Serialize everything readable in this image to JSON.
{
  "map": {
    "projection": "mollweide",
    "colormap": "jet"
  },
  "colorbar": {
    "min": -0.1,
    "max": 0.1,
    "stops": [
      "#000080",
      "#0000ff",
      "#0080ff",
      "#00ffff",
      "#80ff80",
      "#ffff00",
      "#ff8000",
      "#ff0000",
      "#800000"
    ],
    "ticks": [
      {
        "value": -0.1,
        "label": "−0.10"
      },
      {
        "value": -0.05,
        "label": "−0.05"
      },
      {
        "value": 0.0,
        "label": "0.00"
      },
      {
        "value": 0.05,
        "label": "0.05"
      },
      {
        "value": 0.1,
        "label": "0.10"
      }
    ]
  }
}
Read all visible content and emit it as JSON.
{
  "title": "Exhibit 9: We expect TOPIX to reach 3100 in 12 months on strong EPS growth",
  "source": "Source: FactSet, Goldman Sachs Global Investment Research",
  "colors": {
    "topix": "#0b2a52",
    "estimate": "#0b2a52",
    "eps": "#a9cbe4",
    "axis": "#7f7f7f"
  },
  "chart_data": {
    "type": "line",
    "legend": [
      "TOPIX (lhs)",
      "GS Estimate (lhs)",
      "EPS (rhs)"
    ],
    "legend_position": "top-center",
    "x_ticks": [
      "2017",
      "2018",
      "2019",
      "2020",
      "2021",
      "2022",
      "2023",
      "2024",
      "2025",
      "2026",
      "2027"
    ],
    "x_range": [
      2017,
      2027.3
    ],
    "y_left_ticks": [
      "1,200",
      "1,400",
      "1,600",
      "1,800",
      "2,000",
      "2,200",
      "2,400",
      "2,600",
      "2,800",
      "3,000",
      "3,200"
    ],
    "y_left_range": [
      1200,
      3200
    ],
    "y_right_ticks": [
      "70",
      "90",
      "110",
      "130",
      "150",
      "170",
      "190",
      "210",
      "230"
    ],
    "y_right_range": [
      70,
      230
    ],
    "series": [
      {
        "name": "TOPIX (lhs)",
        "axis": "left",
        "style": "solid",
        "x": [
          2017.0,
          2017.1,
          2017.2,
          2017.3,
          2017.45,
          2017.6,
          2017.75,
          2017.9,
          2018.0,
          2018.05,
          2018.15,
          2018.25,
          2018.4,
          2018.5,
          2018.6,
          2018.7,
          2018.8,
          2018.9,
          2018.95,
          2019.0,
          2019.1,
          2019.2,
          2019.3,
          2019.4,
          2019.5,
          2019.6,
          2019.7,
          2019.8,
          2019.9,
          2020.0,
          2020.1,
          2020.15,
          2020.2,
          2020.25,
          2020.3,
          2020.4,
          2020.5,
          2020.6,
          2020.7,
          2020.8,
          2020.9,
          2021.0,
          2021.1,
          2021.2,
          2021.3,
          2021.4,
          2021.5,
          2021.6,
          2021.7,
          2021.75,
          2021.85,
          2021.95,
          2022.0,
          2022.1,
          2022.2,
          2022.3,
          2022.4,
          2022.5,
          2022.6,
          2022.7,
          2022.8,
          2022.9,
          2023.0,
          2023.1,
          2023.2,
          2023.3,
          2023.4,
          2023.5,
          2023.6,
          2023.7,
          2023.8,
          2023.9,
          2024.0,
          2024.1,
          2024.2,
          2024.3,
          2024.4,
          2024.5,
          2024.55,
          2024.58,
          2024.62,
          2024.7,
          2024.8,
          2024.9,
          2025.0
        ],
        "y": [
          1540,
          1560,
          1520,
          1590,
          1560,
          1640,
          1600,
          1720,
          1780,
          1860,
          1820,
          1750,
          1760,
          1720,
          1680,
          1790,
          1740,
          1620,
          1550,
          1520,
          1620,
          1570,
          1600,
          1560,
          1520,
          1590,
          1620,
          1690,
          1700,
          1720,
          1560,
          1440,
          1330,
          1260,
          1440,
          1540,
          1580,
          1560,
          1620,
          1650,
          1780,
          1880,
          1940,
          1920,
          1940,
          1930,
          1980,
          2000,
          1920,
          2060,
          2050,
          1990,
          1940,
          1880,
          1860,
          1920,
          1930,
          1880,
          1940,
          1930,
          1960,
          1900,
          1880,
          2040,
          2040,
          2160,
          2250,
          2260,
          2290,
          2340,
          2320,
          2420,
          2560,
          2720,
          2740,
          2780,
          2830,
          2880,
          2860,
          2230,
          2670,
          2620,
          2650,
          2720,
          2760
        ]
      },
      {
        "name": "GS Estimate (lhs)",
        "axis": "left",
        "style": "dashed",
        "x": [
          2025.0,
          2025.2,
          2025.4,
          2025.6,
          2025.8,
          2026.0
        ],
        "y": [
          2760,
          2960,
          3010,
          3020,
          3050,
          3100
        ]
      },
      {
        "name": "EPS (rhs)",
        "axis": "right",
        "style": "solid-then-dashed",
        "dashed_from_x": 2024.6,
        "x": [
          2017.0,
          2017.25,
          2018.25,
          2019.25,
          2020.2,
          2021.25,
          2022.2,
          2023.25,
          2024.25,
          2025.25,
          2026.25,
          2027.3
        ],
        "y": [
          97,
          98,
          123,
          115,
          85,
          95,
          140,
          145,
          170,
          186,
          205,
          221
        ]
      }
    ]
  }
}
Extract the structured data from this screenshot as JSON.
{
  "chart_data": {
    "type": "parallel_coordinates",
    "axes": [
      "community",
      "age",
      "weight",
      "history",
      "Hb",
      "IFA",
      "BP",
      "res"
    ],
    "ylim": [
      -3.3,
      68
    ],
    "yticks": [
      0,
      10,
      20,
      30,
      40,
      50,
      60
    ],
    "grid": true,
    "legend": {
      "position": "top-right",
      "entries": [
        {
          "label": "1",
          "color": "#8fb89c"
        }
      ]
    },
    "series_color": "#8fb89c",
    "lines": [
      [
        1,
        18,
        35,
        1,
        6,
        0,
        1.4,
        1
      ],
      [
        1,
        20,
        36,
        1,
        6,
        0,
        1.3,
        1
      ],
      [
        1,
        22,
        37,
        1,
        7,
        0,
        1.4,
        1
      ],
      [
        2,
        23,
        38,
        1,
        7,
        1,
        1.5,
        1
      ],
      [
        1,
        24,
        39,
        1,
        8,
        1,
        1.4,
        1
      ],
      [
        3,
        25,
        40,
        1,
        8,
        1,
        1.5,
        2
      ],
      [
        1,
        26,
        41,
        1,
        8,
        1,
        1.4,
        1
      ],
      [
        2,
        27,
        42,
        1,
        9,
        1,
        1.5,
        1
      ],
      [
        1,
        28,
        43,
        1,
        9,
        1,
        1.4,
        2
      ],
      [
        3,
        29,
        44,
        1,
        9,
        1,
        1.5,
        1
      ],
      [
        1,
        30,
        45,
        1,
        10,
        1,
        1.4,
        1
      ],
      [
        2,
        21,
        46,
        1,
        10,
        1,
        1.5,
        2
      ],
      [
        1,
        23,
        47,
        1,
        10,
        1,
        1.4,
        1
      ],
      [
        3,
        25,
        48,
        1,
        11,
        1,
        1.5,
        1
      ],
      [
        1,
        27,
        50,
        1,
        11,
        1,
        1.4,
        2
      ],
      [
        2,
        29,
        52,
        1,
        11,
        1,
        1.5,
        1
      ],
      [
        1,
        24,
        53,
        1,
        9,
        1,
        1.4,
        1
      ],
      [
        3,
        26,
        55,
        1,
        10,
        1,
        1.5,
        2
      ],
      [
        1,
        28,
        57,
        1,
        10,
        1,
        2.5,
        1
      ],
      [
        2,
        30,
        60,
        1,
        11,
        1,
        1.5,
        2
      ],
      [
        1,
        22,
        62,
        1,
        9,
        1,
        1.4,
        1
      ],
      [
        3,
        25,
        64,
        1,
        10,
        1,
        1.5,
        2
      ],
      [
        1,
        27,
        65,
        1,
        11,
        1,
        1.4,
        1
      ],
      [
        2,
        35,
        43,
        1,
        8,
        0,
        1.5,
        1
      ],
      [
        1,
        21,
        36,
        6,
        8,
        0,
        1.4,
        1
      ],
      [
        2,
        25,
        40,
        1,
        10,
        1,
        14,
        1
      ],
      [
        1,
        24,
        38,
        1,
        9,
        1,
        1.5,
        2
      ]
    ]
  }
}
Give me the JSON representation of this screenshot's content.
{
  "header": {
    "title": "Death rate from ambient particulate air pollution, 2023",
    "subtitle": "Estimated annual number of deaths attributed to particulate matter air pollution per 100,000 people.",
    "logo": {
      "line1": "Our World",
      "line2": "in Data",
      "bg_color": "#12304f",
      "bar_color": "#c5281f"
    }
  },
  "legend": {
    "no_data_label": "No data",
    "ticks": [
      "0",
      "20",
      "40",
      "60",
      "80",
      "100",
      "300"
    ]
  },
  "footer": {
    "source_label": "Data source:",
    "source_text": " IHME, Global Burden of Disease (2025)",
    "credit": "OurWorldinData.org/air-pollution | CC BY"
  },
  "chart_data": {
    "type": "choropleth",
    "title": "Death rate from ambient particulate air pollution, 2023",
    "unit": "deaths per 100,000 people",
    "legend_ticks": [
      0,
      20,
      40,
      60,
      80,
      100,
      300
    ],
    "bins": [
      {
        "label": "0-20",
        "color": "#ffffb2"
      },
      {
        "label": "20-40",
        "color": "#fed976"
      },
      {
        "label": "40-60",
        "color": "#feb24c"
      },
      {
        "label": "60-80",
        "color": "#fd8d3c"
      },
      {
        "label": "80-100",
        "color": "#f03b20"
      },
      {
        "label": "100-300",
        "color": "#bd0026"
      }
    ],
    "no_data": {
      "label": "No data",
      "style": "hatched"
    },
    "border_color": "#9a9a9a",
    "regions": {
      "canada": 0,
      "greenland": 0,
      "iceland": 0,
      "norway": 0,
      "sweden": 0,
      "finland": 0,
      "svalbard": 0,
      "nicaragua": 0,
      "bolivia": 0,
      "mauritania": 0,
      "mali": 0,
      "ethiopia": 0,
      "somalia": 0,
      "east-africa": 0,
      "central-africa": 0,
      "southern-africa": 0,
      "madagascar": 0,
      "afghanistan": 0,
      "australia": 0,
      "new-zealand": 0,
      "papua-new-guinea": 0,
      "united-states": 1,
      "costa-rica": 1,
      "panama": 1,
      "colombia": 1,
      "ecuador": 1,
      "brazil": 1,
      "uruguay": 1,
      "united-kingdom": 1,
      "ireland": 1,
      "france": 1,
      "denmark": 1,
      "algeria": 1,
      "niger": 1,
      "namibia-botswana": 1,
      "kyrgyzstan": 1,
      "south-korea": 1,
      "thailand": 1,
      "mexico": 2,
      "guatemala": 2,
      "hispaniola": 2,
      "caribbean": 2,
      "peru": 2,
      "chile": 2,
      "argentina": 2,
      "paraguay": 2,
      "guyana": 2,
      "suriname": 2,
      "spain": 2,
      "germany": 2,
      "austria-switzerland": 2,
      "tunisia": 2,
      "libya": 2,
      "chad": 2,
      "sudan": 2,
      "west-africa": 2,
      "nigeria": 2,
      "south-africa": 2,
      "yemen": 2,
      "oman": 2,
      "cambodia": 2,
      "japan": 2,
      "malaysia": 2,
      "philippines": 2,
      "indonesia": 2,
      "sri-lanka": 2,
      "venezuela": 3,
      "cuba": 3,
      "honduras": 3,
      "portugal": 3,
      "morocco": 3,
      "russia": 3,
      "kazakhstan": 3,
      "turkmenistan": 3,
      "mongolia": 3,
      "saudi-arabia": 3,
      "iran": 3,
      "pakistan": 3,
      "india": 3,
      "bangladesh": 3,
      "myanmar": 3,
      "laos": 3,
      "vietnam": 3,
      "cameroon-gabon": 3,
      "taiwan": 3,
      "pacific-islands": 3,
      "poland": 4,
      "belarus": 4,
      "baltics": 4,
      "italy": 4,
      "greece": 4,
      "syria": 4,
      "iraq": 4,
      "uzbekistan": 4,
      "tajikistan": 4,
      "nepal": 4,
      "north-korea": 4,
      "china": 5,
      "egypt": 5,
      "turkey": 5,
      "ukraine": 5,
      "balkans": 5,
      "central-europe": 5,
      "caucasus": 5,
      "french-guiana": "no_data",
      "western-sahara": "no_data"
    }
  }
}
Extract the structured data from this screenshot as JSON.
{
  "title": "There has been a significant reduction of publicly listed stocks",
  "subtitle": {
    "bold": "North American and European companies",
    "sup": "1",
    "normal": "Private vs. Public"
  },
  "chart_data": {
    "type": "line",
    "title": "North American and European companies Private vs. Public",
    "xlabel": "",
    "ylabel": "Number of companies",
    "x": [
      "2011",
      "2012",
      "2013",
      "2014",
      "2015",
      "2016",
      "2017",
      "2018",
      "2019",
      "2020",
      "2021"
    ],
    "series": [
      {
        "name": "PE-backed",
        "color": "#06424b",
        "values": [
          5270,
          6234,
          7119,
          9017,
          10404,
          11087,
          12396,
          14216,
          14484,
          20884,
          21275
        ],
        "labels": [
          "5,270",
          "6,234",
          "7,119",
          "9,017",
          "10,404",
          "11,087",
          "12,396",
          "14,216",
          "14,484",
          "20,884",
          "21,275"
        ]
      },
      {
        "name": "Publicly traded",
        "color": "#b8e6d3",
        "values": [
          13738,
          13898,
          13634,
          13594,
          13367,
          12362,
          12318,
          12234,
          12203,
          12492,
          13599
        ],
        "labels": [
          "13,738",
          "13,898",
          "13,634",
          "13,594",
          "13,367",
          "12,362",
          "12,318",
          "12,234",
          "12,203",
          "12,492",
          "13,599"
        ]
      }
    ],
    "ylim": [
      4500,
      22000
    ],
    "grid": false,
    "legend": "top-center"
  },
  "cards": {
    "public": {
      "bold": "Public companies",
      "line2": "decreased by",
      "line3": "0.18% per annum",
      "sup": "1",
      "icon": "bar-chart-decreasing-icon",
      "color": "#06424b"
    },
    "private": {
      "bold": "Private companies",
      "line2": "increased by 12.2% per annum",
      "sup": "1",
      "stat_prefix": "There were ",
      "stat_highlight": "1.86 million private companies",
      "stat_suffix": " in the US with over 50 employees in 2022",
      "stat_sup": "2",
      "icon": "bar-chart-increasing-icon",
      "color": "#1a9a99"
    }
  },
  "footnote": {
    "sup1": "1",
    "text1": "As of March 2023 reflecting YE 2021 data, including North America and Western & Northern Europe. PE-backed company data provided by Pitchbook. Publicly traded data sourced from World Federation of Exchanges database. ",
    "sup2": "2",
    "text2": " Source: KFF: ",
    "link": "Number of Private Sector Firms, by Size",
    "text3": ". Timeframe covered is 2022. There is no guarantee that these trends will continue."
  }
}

## What you should do
From the entries above, copy out every line where the string "annum" appears.

## The answer
      "line3": "0.18% per annum",
      "line2": "increased by 12.2% per annum",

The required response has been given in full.